Records from a data collection
────────────────────
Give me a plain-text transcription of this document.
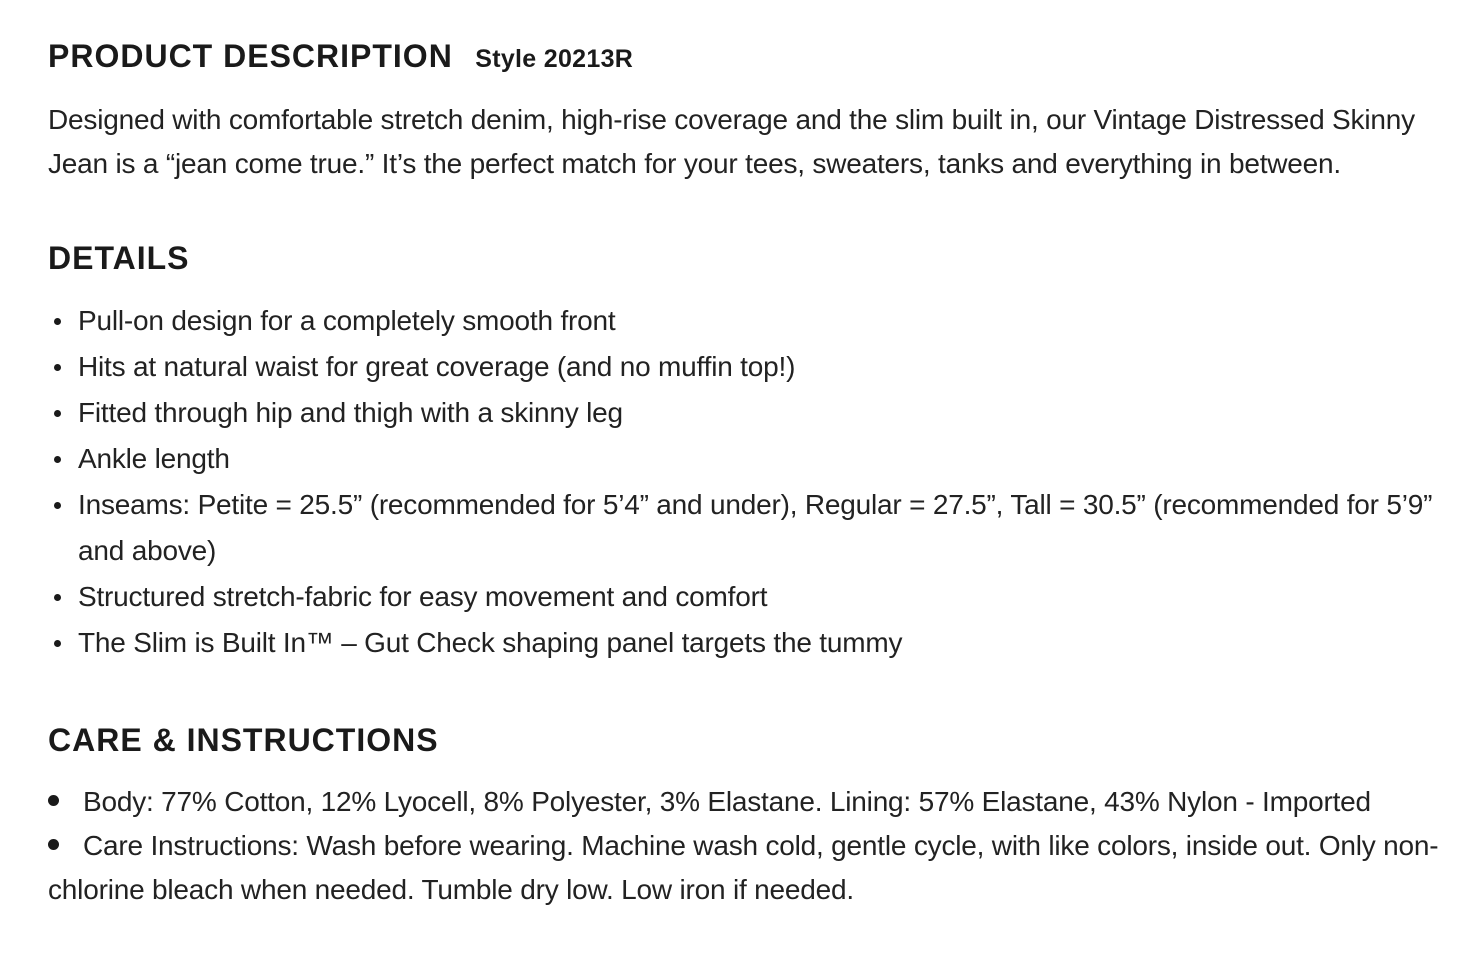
PRODUCT DESCRIPTION Style 20213R
Designed with comfortable stretch denim, high-rise coverage and the slim built in, our Vintage Distressed Skinny Jean is a “jean come true.” It’s the perfect match for your tees, sweaters, tanks and everything in between.
DETAILS
Pull-on design for a completely smooth front
Hits at natural waist for great coverage (and no muffin top!)
Fitted through hip and thigh with a skinny leg
Ankle length
Inseams: Petite = 25.5” (recommended for 5’4” and under), Regular = 27.5”, Tall = 30.5” (recommended for 5’9”
and above)
Structured stretch-fabric for easy movement and comfort
The Slim is Built In™ – Gut Check shaping panel targets the tummy
CARE & INSTRUCTIONS
Body: 77% Cotton, 12% Lyocell, 8% Polyester, 3% Elastane. Lining: 57% Elastane, 43% Nylon - Imported
Care Instructions: Wash before wearing. Machine wash cold, gentle cycle, with like colors, inside out. Only non-
chlorine bleach when needed. Tumble dry low. Low iron if needed.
────────────────────
• _Given task_
Exactly as written, return every line of the listing, but not the pictures.

• _Expected answer_
Give me a plain-text transcription of this document.
PRODUCT DESCRIPTION Style 20213R
Designed with comfortable stretch denim, high-rise coverage and the slim built in, our Vintage Distressed Skinny Jean is a “jean come true.” It’s the perfect match for your tees, sweaters, tanks and everything in between.
DETAILS
Pull-on design for a completely smooth front
Hits at natural waist for great coverage (and no muffin top!)
Fitted through hip and thigh with a skinny leg
Ankle length
Inseams: Petite = 25.5” (recommended for 5’4” and under), Regular = 27.5”, Tall = 30.5” (recommended for 5’9”
and above)
Structured stretch-fabric for easy movement and comfort
The Slim is Built In™ – Gut Check shaping panel targets the tummy
CARE & INSTRUCTIONS
Body: 77% Cotton, 12% Lyocell, 8% Polyester, 3% Elastane. Lining: 57% Elastane, 43% Nylon - Imported
Care Instructions: Wash before wearing. Machine wash cold, gentle cycle, with like colors, inside out. Only non-
chlorine bleach when needed. Tumble dry low. Low iron if needed.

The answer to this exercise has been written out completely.